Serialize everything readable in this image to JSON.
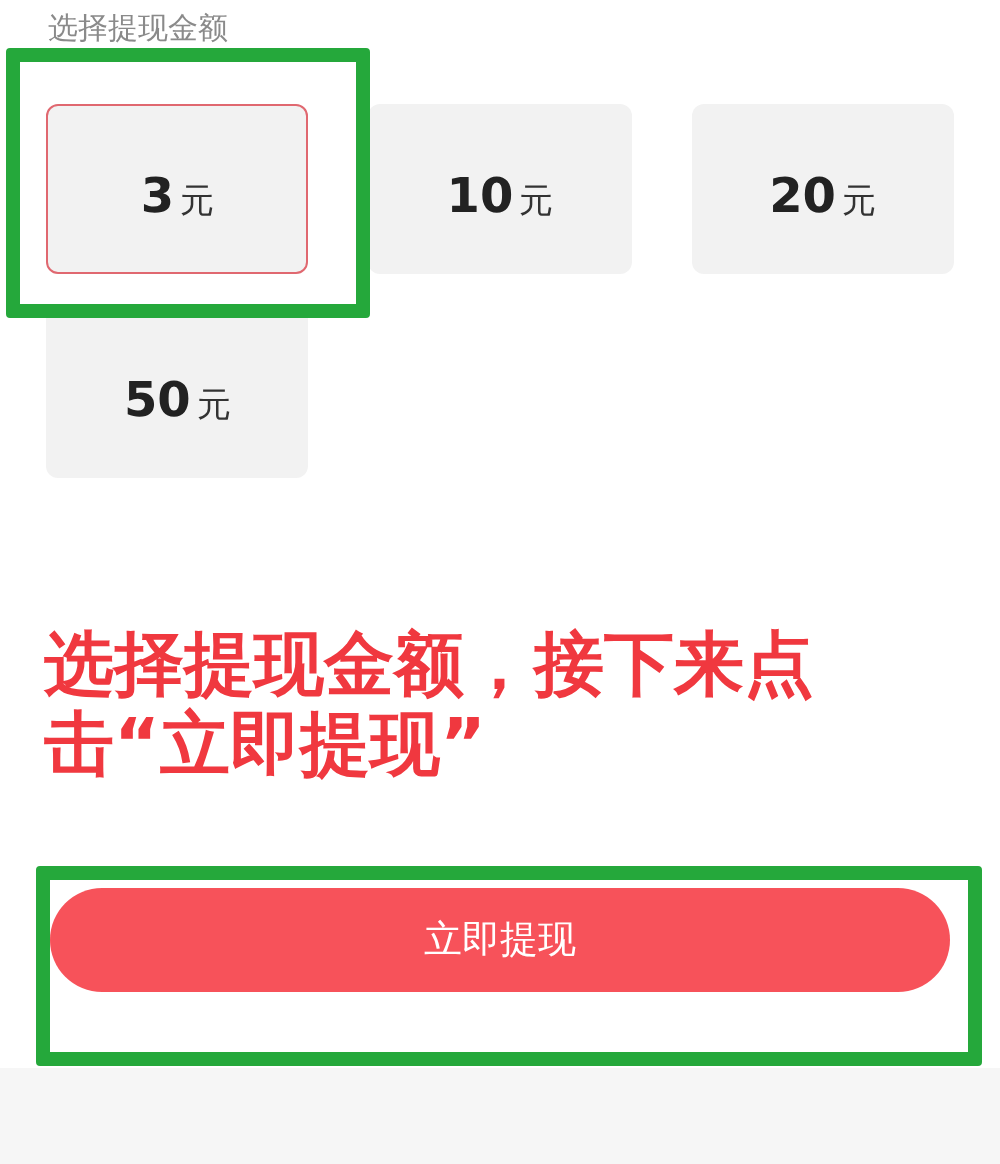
{
  "section_title": "选择提现金额",
  "amounts": [
    {
      "amount": "3",
      "unit": "元",
      "selected": true
    },
    {
      "amount": "10",
      "unit": "元",
      "selected": false
    },
    {
      "amount": "20",
      "unit": "元",
      "selected": false
    },
    {
      "amount": "50",
      "unit": "元",
      "selected": false
    }
  ],
  "annotation": "选择提现金额，接下来点击“立即提现”",
  "withdraw_button": "立即提现"
}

Exercise task
Every record above should be written out again without change, except that the pictures are left out.

Complete response
Serialize everything readable in this image to JSON.
{
  "section_title": "选择提现金额",
  "amounts": [
    {
      "amount": "3",
      "unit": "元",
      "selected": true
    },
    {
      "amount": "10",
      "unit": "元",
      "selected": false
    },
    {
      "amount": "20",
      "unit": "元",
      "selected": false
    },
    {
      "amount": "50",
      "unit": "元",
      "selected": false
    }
  ],
  "annotation": "选择提现金额，接下来点击“立即提现”",
  "withdraw_button": "立即提现"
}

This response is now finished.